» **EXERCISE INSTRUCTIONS**:
Check every line below for the word "image" and copy each one that has it.

**** DATASET ROWS

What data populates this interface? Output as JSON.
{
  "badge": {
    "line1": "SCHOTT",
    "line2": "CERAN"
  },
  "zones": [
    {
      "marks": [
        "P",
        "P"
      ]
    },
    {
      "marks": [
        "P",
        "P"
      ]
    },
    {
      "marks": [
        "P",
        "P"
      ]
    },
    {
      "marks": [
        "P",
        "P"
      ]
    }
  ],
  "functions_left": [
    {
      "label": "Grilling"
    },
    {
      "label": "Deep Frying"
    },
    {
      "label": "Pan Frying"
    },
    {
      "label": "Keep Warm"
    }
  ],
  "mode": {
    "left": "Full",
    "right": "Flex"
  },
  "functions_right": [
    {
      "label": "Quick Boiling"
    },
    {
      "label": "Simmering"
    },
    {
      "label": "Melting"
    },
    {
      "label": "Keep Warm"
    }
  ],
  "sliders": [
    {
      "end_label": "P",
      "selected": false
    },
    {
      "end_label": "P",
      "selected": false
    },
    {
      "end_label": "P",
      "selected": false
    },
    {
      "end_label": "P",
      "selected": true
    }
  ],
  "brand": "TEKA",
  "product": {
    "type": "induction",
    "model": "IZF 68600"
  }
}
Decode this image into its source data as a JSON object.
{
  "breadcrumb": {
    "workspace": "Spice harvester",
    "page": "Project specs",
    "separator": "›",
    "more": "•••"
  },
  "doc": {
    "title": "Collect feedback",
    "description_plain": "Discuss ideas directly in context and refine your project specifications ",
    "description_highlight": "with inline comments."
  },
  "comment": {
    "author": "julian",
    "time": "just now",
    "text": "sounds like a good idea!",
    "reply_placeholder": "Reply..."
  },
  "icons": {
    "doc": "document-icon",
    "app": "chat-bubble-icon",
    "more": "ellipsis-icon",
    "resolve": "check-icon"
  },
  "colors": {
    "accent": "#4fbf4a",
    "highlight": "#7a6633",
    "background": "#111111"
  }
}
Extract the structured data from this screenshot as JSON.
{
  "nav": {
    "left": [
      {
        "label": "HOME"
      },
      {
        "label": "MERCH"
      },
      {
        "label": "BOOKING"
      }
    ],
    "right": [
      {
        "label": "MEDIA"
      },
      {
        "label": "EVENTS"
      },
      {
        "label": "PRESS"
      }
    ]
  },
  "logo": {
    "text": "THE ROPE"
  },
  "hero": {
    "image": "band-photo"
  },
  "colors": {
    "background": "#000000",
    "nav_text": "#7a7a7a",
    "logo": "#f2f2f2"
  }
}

********

» **WRITTEN ANSWER**:
Decode this image into its source data as a JSON object.
    "image": "band-photo"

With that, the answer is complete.